[Stated goal] State how many lines in the listing below include the word "Sources". Give nothing but the number.

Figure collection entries
○ ○ ○ ○ ○ ○ ○
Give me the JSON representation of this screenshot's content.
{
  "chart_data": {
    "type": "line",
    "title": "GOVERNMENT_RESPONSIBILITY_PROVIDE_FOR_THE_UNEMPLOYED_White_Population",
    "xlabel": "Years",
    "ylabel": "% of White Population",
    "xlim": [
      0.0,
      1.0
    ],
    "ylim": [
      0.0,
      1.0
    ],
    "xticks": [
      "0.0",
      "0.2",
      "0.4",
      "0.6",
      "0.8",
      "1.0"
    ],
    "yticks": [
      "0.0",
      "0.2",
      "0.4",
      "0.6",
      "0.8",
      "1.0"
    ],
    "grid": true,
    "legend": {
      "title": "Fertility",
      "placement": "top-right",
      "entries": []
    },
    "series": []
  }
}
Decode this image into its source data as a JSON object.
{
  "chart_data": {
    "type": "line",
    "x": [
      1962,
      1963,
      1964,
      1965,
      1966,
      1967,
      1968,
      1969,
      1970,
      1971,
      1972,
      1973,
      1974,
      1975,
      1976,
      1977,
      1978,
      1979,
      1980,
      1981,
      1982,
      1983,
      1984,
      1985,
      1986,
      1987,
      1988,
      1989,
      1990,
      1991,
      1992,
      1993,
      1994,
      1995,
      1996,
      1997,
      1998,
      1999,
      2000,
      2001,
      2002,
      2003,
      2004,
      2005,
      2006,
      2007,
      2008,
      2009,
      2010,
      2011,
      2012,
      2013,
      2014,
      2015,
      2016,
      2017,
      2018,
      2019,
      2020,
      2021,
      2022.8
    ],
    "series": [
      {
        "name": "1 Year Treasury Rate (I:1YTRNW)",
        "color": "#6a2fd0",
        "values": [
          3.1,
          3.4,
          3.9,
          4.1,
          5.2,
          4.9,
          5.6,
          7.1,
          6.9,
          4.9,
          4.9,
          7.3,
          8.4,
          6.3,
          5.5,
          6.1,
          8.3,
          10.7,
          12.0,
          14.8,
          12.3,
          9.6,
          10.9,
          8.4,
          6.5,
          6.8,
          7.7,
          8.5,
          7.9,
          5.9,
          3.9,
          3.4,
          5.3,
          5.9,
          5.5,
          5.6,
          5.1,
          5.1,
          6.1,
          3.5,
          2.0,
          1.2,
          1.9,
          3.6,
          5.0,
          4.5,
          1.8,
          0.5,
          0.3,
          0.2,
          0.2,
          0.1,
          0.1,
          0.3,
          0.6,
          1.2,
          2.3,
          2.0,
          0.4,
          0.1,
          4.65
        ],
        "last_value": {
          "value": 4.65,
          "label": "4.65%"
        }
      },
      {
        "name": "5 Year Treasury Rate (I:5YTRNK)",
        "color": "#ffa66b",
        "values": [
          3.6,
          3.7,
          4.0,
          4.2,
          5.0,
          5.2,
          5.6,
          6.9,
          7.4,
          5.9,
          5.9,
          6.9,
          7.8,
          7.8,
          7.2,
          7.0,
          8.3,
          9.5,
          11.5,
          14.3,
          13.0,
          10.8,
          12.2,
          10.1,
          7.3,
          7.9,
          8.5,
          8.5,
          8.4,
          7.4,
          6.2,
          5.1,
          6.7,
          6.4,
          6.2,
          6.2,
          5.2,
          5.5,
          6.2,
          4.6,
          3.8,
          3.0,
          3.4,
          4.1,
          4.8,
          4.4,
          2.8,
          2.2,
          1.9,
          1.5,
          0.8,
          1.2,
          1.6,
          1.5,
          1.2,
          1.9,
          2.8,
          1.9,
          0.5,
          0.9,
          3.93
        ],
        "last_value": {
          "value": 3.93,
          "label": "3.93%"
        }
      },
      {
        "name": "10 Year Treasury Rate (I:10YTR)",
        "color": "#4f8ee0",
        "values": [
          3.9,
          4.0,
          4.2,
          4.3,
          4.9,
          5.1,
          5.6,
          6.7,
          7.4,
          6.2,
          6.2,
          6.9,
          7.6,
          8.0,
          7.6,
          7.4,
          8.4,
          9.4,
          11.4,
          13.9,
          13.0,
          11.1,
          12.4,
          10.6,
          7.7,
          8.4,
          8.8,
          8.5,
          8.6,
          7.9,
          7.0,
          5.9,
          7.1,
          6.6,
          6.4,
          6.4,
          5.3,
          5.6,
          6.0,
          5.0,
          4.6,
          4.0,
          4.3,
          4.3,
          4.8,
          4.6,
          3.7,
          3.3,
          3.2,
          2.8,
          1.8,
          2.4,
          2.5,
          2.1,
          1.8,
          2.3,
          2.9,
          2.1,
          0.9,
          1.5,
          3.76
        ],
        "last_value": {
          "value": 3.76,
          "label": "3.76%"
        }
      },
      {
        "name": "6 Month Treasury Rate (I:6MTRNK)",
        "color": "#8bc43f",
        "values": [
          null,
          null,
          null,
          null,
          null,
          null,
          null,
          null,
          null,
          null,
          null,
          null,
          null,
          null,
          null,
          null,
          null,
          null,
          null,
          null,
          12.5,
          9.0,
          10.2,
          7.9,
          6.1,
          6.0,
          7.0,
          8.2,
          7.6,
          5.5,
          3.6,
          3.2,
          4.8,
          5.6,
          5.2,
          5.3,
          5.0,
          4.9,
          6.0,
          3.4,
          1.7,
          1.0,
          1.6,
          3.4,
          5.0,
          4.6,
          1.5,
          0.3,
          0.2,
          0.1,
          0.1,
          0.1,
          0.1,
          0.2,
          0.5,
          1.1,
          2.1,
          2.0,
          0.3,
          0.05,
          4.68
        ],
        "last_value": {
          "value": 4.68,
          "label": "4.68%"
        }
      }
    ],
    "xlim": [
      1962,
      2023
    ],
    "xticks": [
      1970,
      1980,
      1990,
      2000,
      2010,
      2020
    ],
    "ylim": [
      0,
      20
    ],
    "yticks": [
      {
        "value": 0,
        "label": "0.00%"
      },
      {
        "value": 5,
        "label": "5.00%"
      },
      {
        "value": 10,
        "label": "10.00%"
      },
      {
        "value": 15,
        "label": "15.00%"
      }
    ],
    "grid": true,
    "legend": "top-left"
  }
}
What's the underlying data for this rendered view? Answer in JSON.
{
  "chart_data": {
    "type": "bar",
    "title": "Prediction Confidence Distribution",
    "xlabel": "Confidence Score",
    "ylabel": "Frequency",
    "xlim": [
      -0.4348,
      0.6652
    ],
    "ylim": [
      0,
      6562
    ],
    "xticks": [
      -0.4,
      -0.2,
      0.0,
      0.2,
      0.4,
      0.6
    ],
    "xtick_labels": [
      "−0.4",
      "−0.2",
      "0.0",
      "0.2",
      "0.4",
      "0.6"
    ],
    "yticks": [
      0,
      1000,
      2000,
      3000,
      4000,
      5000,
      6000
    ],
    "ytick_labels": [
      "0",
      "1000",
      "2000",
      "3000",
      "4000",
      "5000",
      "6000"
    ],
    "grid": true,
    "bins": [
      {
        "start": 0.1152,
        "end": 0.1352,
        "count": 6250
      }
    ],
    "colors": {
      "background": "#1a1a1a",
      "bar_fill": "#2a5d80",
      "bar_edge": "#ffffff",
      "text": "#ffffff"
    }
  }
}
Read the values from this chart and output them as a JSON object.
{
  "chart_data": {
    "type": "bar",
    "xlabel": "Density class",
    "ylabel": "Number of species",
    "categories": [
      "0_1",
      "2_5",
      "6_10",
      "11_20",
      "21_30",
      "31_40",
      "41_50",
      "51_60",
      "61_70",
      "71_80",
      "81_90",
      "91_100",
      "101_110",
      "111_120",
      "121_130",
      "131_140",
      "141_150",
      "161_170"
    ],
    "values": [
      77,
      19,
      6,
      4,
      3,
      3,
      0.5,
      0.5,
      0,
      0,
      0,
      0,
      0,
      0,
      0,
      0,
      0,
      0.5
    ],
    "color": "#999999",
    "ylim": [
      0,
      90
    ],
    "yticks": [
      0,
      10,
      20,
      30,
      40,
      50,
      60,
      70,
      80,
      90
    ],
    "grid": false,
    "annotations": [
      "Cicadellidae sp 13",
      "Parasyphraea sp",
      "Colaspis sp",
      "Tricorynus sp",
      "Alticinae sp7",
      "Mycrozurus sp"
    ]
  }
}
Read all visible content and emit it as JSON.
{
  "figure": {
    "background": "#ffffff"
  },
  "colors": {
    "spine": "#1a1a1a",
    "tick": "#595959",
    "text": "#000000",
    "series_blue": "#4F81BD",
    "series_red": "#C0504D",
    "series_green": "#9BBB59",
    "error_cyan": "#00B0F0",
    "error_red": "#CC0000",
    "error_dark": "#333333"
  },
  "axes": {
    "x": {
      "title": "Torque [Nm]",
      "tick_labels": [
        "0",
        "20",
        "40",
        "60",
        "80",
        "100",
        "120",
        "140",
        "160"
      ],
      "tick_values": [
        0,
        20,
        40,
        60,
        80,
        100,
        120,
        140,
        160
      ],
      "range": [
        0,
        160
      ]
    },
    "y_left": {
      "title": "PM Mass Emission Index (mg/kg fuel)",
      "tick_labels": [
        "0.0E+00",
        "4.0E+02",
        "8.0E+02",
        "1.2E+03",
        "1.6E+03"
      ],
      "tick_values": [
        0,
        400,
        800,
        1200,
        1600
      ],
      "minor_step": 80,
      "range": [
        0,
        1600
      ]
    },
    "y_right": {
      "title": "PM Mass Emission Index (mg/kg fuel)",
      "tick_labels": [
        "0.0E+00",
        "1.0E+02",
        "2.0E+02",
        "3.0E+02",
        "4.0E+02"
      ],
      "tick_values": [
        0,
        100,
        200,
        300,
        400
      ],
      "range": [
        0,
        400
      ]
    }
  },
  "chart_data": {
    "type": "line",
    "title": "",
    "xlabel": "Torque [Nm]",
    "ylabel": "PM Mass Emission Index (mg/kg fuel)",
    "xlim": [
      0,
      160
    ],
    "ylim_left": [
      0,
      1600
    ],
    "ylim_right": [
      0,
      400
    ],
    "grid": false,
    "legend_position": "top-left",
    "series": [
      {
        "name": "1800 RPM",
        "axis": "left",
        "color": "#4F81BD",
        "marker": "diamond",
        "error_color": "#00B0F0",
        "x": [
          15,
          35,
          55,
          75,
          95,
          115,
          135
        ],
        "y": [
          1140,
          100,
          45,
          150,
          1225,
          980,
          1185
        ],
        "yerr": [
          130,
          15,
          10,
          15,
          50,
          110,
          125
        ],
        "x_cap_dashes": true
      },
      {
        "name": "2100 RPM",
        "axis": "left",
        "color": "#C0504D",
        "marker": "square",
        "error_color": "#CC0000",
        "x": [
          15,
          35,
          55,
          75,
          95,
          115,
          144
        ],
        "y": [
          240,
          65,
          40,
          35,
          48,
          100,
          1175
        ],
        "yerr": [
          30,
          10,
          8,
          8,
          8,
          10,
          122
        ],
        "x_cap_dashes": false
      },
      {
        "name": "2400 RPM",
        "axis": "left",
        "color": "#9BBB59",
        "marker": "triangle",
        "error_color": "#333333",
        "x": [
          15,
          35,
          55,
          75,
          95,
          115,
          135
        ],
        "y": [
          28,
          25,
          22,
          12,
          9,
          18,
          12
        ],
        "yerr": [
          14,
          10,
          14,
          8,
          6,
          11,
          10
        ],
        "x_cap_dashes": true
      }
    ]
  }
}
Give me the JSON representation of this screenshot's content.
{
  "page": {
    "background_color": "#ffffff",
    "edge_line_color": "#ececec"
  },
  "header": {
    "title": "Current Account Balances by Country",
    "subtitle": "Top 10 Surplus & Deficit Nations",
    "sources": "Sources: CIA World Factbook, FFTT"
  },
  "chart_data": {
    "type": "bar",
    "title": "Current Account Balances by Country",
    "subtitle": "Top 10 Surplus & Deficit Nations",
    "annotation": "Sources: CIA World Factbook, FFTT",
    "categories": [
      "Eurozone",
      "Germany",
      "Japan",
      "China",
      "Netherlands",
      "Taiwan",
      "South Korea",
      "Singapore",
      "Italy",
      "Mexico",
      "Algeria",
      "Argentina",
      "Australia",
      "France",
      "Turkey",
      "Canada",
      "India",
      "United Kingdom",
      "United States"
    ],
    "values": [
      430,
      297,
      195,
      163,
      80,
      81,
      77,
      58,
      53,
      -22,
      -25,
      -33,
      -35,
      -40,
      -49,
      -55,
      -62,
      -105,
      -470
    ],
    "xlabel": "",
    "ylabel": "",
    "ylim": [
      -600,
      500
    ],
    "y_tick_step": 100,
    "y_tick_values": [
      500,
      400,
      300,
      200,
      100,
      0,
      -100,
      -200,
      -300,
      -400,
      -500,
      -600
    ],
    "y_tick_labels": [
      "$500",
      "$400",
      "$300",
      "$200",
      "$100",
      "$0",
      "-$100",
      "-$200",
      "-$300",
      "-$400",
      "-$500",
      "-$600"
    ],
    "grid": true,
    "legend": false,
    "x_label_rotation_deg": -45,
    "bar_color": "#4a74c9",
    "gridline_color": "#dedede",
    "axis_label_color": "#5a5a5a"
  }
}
○ ○ ○ ○ ○ ○ ○
[The output] 2